[start]
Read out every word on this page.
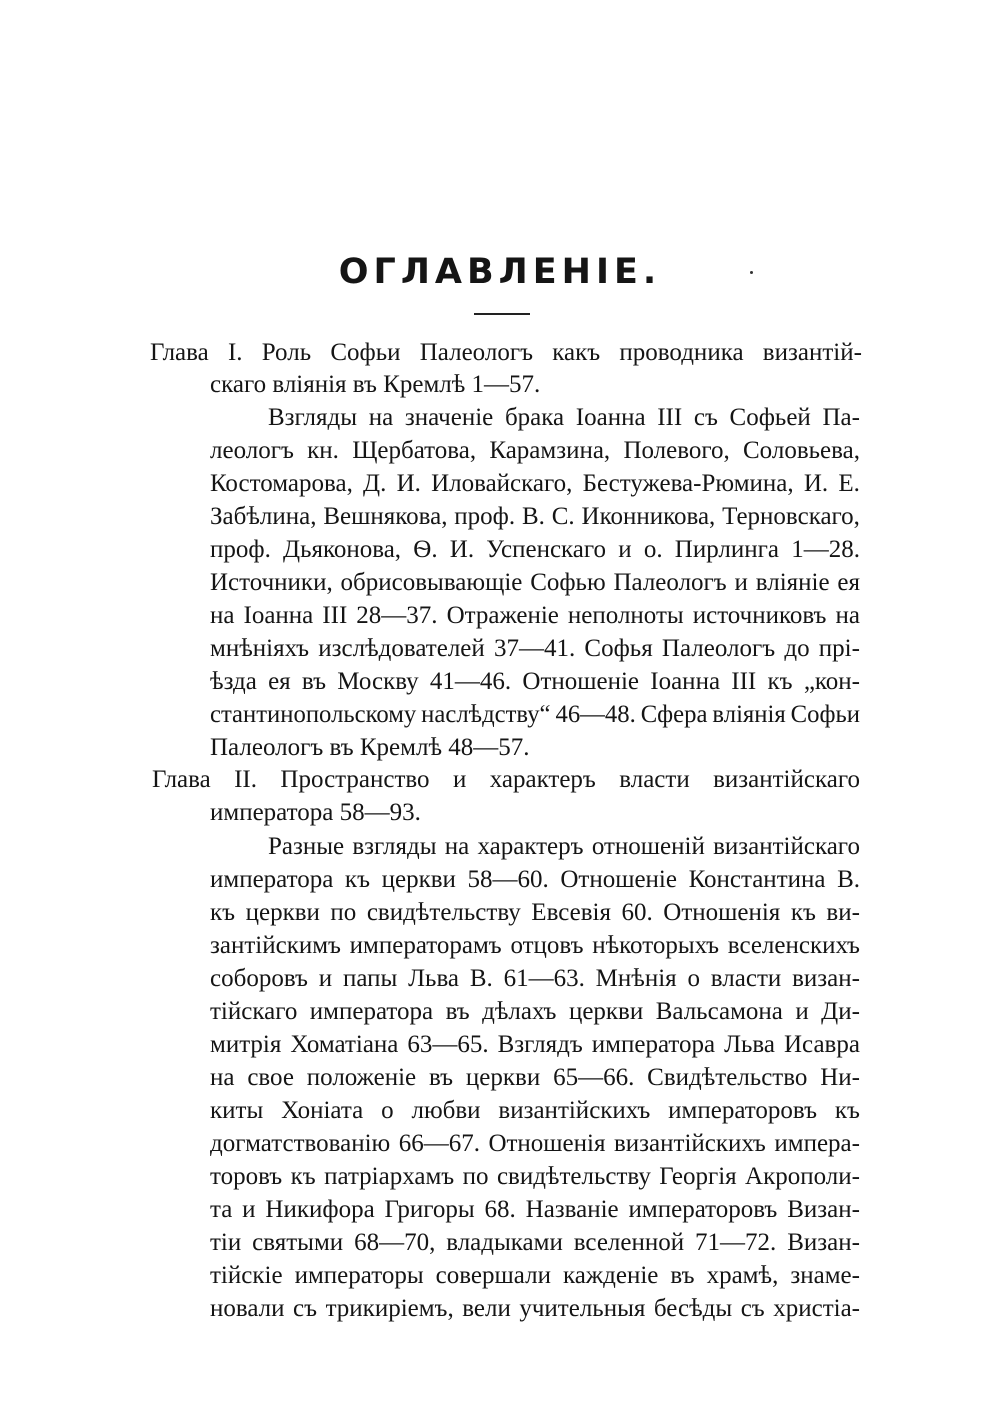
ОГЛАВЛЕНІЕ.
Глава I. Роль Софьи Палеологъ какъ проводника византій-
скаго вліянія въ Кремлѣ 1—57.
Взгляды на значеніе брака Іоанна III съ Софьей Па-
леологъ кн. Щербатова, Карамзина, Полевого, Соловьева,
Костомарова, Д. И. Иловайскаго, Бестужева-Рюмина, И. Е.
Забѣлина, Вешнякова, проф. В. С. Иконникова, Терновскаго,
проф. Дьяконова, Ѳ. И. Успенскаго и о. Пирлинга 1—28.
Источники, обрисовывающіе Софью Палеологъ и вліяніе ея
на Іоанна III 28—37. Отраженіе неполноты источниковъ на
мнѣніяхъ изслѣдователей 37—41. Софья Палеологъ до прі-
ѣзда ея въ Москву 41—46. Отношеніе Іоанна III къ „кон-
стантинопольскому наслѣдству“ 46—48. Сфера вліянія Софьи
Палеологъ въ Кремлѣ 48—57.
Глава II. Пространство и характеръ власти византійскаго
императора 58—93.
Разные взгляды на характеръ отношеній византійскаго
императора къ церкви 58—60. Отношеніе Константина В.
къ церкви по свидѣтельству Евсевія 60. Отношенія къ ви-
зантійскимъ императорамъ отцовъ нѣкоторыхъ вселенскихъ
соборовъ и папы Льва В. 61—63. Мнѣнія о власти визан-
тійскаго императора въ дѣлахъ церкви Вальсамона и Ди-
митрія Хоматіана 63—65. Взглядъ императора Льва Исавра
на свое положеніе въ церкви 65—66. Свидѣтельство Ни-
киты Хоніата о любви византійскихъ императоровъ къ
догматствованію 66—67. Отношенія византійскихъ импера-
торовъ къ патріархамъ по свидѣтельству Георгія Акрополи-
та и Никифора Григоры 68. Названіе императоровъ Визан-
тіи святыми 68—70, владыками вселенной 71—72. Визан-
тійскіе императоры совершали кажденіе въ храмѣ, знаме-
новали съ трикиріемъ, вели учительныя бесѣды съ христіа-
[end]
== TASK DIRECTIONS ==
Search the records above for the string "Отношенія". Copy every line that contains it.

== TASK SOLUTION ==
къ церкви по свидѣтельству Евсевія 60. Отношенія къ ви-
догматствованію 66—67. Отношенія византійскихъ импера-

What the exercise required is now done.